**What to do**.
(a) In the news report on Auburn University's stroboscopy machine, what does the machine use to evaluate a person's vocal chords?
(b) Extend the news report on Auburn University's stroboscopy machine, picking up after its last paragraph.

**Extract provided**.
May 1, 2008
AUBURN, AL (WTVM) - The music industry may just have a powerful new instrument. However, you're not likely to find it in any music stores. It's called a stroboscopy machine and Auburn University has one out of only a few in the country.
Singer Chris Trammel is a Christian artist, but some difficulty with his vocal chords had him singing the blues. "When I was singing I was straining, my vocal folds were hitting together really hard, and they were red and irritated," . So Trammel came here to Auburn University's Speech and Hearing Clinic to get his vocal chords screened after hearing about a unique instrument.
"It seems like the people who have been coming in here lately have been people who are wanting to improve their professional voice," said Dr. Laura Plexico. She uses a state-of-the-art machine to perform a stroboscopy that uses a camera and halogen light to evaluate a person's vocal chords.
"We can watch the vocal folds vibrate as they open and close. By doing that, we can see how they are functioning and whether or not there is some tension there. Are they both opening and closing or is only one of them functioning the way it should be," Plexico explained.

**Input data**.
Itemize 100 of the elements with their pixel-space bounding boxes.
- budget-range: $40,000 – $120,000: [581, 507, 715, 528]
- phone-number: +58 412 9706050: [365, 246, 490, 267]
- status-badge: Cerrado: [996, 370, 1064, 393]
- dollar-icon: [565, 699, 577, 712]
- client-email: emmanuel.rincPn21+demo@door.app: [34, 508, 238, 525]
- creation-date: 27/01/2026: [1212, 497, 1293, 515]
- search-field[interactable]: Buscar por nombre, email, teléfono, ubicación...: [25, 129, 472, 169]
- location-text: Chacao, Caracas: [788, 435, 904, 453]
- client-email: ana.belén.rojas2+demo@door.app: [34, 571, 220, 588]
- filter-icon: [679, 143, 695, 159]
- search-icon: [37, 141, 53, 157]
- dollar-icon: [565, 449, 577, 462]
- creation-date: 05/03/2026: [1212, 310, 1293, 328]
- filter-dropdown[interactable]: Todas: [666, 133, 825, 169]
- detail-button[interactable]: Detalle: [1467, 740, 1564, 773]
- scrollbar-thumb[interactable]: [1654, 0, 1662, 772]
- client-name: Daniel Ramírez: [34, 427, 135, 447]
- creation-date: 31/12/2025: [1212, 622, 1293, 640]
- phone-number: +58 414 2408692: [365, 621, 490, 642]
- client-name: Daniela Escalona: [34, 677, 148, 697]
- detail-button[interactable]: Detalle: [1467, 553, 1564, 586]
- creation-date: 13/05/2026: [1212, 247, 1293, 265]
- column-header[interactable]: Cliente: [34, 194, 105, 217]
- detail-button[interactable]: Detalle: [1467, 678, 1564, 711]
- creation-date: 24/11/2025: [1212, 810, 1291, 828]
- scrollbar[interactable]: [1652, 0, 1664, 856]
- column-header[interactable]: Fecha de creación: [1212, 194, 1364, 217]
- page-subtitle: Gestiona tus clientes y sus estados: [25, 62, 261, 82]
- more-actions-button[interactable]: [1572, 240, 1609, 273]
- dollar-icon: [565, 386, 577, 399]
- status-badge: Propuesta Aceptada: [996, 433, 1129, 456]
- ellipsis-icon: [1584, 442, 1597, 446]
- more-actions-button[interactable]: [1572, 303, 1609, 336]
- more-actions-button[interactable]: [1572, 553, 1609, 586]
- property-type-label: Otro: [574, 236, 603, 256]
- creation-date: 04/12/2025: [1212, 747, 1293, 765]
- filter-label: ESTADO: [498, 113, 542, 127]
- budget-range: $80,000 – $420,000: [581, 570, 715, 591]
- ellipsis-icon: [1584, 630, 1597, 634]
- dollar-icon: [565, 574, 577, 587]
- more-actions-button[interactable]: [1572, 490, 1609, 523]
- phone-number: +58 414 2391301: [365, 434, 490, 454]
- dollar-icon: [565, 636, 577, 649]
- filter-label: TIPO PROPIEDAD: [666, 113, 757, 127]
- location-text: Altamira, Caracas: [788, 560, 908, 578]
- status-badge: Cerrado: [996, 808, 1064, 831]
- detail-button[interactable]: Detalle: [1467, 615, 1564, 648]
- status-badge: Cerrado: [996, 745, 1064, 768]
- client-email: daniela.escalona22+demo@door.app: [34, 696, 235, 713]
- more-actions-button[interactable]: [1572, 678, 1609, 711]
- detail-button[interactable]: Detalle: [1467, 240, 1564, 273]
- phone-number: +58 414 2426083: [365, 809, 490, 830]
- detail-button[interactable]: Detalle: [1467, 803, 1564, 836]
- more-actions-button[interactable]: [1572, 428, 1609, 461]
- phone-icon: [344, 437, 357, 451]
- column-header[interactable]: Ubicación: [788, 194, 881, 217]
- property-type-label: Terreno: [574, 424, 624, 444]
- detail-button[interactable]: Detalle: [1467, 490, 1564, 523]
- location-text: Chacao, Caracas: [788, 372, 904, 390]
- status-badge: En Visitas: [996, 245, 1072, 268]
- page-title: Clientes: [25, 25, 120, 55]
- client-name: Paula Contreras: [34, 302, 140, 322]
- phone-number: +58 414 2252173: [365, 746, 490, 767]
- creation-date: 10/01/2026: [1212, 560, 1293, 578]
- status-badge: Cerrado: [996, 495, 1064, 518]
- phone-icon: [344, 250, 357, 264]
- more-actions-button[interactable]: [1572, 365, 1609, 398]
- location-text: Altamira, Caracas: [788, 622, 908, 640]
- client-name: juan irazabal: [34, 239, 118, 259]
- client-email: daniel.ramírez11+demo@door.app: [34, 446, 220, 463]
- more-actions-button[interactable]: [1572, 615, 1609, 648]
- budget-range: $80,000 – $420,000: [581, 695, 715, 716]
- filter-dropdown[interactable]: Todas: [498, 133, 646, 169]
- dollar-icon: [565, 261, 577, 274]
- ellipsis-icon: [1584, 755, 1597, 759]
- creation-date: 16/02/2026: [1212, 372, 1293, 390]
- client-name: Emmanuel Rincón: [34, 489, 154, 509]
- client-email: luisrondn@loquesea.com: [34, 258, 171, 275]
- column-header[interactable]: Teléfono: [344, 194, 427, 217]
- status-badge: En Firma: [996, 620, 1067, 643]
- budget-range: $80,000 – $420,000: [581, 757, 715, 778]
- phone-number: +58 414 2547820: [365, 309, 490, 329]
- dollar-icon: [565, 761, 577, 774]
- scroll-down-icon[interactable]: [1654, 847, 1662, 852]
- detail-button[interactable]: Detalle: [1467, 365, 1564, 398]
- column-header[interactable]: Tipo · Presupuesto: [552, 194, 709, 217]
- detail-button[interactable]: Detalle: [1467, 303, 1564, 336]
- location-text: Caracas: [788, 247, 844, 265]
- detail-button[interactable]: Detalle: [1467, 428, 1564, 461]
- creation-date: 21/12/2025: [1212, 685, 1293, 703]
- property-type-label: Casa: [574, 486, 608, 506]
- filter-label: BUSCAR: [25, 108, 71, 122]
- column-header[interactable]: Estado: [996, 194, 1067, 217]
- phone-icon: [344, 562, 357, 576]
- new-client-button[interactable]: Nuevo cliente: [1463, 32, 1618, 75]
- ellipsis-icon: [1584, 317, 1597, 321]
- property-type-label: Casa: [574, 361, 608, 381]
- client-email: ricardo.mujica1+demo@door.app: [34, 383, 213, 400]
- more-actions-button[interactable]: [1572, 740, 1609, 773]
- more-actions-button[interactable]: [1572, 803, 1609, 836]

**Results by task**.
(a) A camera and halogen light.

(b)
Speech experts prompt singers to position their head, and control their breathing in a way where they aren't straining their vocal chords. For Trammel, the techniques have been successful. "Before, I couldn't last but 3 or 4songs, but now I can last at least 8 to 10 songs. I can sing as long as I needed to without getting tired," Trammel said.
The stroboscopy appears to have struck a note with singers. "You don't understand unless you're a singer how much her techniques that she has since she taught can make a singer sing better, sing more relaxed," Trammel added.